WHAT TO PRODUCE: Print out each record below, unaltered and complete, without its images.

((

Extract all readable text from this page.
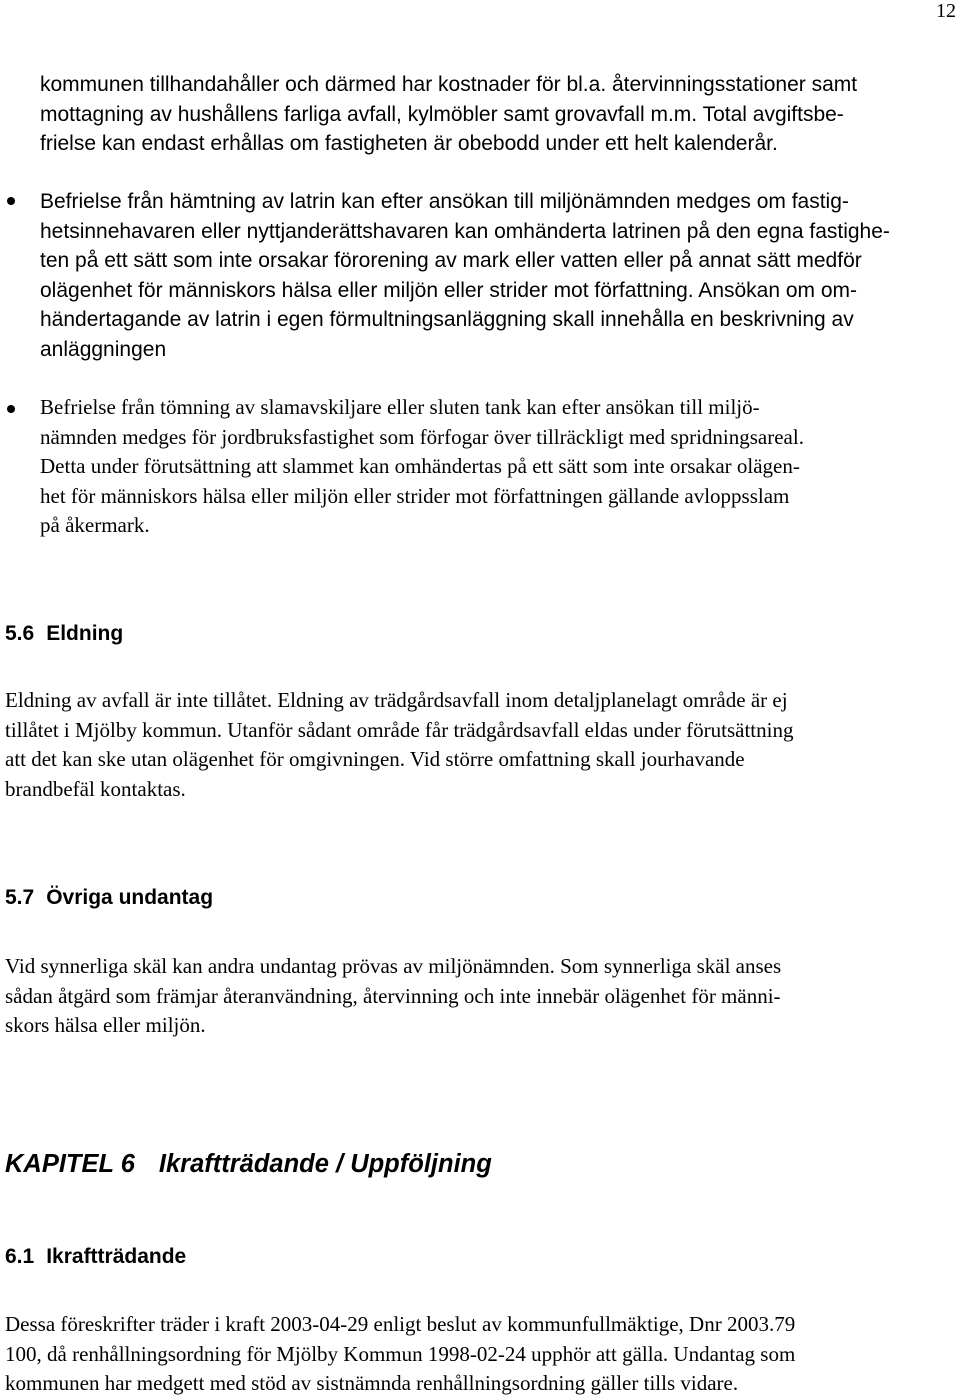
12
kommunen tillhandahåller och därmed har kostnader för bl.a. återvinningsstationer samt
mottagning av hushållens farliga avfall, kylmöbler samt grovavfall m.m. Total avgiftsbe-
frielse kan endast erhållas om fastigheten är obebodd under ett helt kalenderår.
Befrielse från hämtning av latrin kan efter ansökan till miljönämnden medges om fastig-
hetsinnehavaren eller nyttjanderättshavaren kan omhänderta latrinen på den egna fastighe-
ten på ett sätt som inte orsakar förorening av mark eller vatten eller på annat sätt medför
olägenhet för människors hälsa eller miljön eller strider mot författning. Ansökan om om-
händertagande av latrin i egen förmultningsanläggning skall innehålla en beskrivning av
anläggningen
Befrielse från tömning av slamavskiljare eller sluten tank kan efter ansökan till miljö-
nämnden medges för jordbruksfastighet som förfogar över tillräckligt med spridningsareal.
Detta under förutsättning att slammet kan omhändertas på ett sätt som inte orsakar olägen-
het för människors hälsa eller miljön eller strider mot författningen gällande avloppsslam
på åkermark.
5.6 Eldning
Eldning av avfall är inte tillåtet. Eldning av trädgårdsavfall inom detaljplanelagt område är ej
tillåtet i Mjölby kommun. Utanför sådant område får trädgårdsavfall eldas under förutsättning
att det kan ske utan olägenhet för omgivningen. Vid större omfattning skall jourhavande
brandbefäl kontaktas.
5.7 Övriga undantag
Vid synnerliga skäl kan andra undantag prövas av miljönämnden. Som synnerliga skäl anses
sådan åtgärd som främjar återanvändning, återvinning och inte innebär olägenhet för männi-
skors hälsa eller miljön.
KAPITEL 6 Ikraftträdande / Uppföljning
6.1 Ikraftträdande
Dessa föreskrifter träder i kraft 2003-04-29 enligt beslut av kommunfullmäktige, Dnr 2003.79
100, då renhållningsordning för Mjölby Kommun 1998-02-24 upphör att gälla. Undantag som
kommunen har medgett med stöd av sistnämnda renhållningsordning gäller tills vidare.
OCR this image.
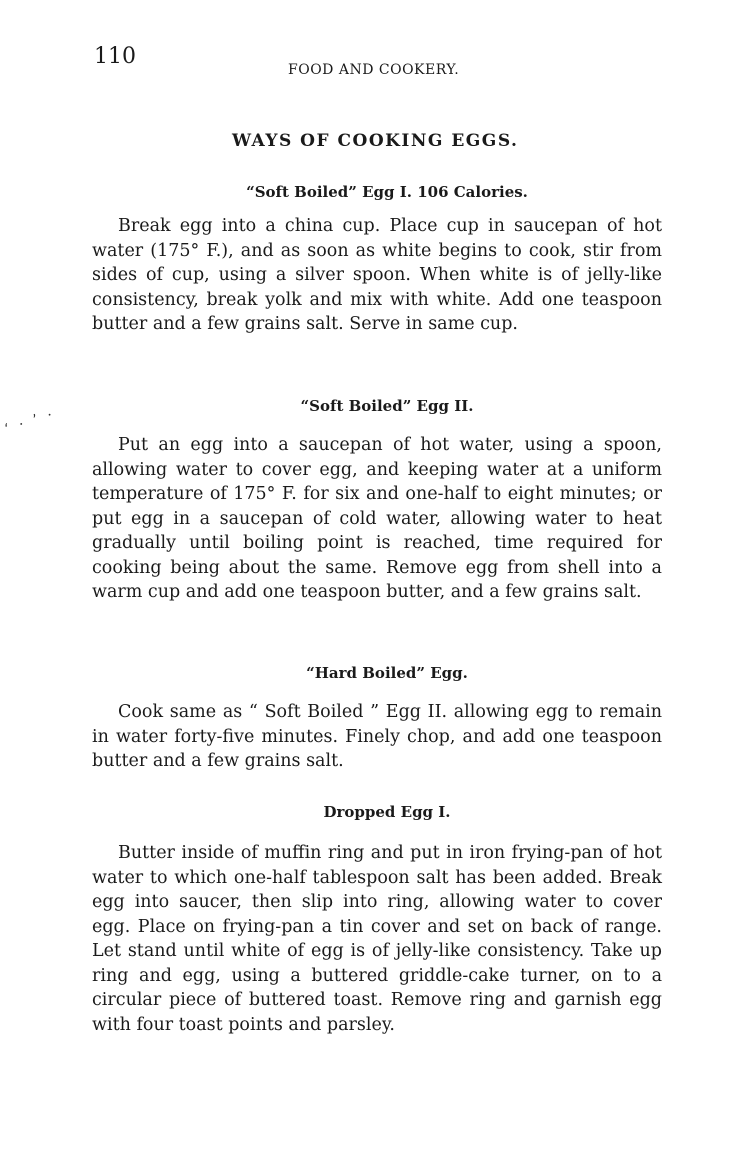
110
FOOD AND COOKERY.
WAYS OF COOKING EGGS.
‘ · ’ ·
“Soft Boiled” Egg I. 106 Calories.

Break egg into a china cup. Place cup in saucepan of hot water (175° F.), and as soon as white begins to cook, stir from sides of cup, using a silver spoon. When white is of jelly-like consistency, break yolk and mix with white. Add one teaspoon butter and a few grains salt. Serve in same cup.

“Soft Boiled” Egg II.

Put an egg into a saucepan of hot water, using a spoon, allowing water to cover egg, and keeping water at a uniform temperature of 175° F. for six and one-half to eight minutes; or put egg in a saucepan of cold water, allowing water to heat gradually until boiling point is reached, time required for cooking being about the same. Remove egg from shell into a warm cup and add one teaspoon butter, and a few grains salt.

“Hard Boiled” Egg.

Cook same as “ Soft Boiled ” Egg II. allowing egg to remain in water forty-five minutes. Finely chop, and add one teaspoon butter and a few grains salt.

Dropped Egg I.

Butter inside of muffin ring and put in iron frying-pan of hot water to which one-half tablespoon salt has been added. Break egg into saucer, then slip into ring, allowing water to cover egg. Place on frying-pan a tin cover and set on back of range. Let stand until white of egg is of jelly-like consistency. Take up ring and egg, using a buttered griddle-cake turner, on to a circular piece of buttered toast. Remove ring and garnish egg with four toast points and parsley.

))

WRITTEN RESPONSE:
Extract all readable text from this page.
12
kommunen tillhandahåller och därmed har kostnader för bl.a. återvinningsstationer samt
mottagning av hushållens farliga avfall, kylmöbler samt grovavfall m.m. Total avgiftsbe-
frielse kan endast erhållas om fastigheten är obebodd under ett helt kalenderår.
Befrielse från hämtning av latrin kan efter ansökan till miljönämnden medges om fastig-
hetsinnehavaren eller nyttjanderättshavaren kan omhänderta latrinen på den egna fastighe-
ten på ett sätt som inte orsakar förorening av mark eller vatten eller på annat sätt medför
olägenhet för människors hälsa eller miljön eller strider mot författning. Ansökan om om-
händertagande av latrin i egen förmultningsanläggning skall innehålla en beskrivning av
anläggningen
Befrielse från tömning av slamavskiljare eller sluten tank kan efter ansökan till miljö-
nämnden medges för jordbruksfastighet som förfogar över tillräckligt med spridningsareal.
Detta under förutsättning att slammet kan omhändertas på ett sätt som inte orsakar olägen-
het för människors hälsa eller miljön eller strider mot författningen gällande avloppsslam
på åkermark.
5.6 Eldning
Eldning av avfall är inte tillåtet. Eldning av trädgårdsavfall inom detaljplanelagt område är ej
tillåtet i Mjölby kommun. Utanför sådant område får trädgårdsavfall eldas under förutsättning
att det kan ske utan olägenhet för omgivningen. Vid större omfattning skall jourhavande
brandbefäl kontaktas.
5.7 Övriga undantag
Vid synnerliga skäl kan andra undantag prövas av miljönämnden. Som synnerliga skäl anses
sådan åtgärd som främjar återanvändning, återvinning och inte innebär olägenhet för männi-
skors hälsa eller miljön.
KAPITEL 6 Ikraftträdande / Uppföljning
6.1 Ikraftträdande
Dessa föreskrifter träder i kraft 2003-04-29 enligt beslut av kommunfullmäktige, Dnr 2003.79
100, då renhållningsordning för Mjölby Kommun 1998-02-24 upphör att gälla. Undantag som
kommunen har medgett med stöd av sistnämnda renhållningsordning gäller tills vidare.
OCR this image.
110
FOOD AND COOKERY.
WAYS OF COOKING EGGS.
‘ · ’ ·
“Soft Boiled” Egg I. 106 Calories.

Break egg into a china cup. Place cup in saucepan of hot water (175° F.), and as soon as white begins to cook, stir from sides of cup, using a silver spoon. When white is of jelly-like consistency, break yolk and mix with white. Add one teaspoon butter and a few grains salt. Serve in same cup.

“Soft Boiled” Egg II.

Put an egg into a saucepan of hot water, using a spoon, allowing water to cover egg, and keeping water at a uniform temperature of 175° F. for six and one-half to eight minutes; or put egg in a saucepan of cold water, allowing water to heat gradually until boiling point is reached, time required for cooking being about the same. Remove egg from shell into a warm cup and add one teaspoon butter, and a few grains salt.

“Hard Boiled” Egg.

Cook same as “ Soft Boiled ” Egg II. allowing egg to remain in water forty-five minutes. Finely chop, and add one teaspoon butter and a few grains salt.

Dropped Egg I.

Butter inside of muffin ring and put in iron frying-pan of hot water to which one-half tablespoon salt has been added. Break egg into saucer, then slip into ring, allowing water to cover egg. Place on frying-pan a tin cover and set on back of range. Let stand until white of egg is of jelly-like consistency. Take up ring and egg, using a buttered griddle-cake turner, on to a circular piece of buttered toast. Remove ring and garnish egg with four toast points and parsley.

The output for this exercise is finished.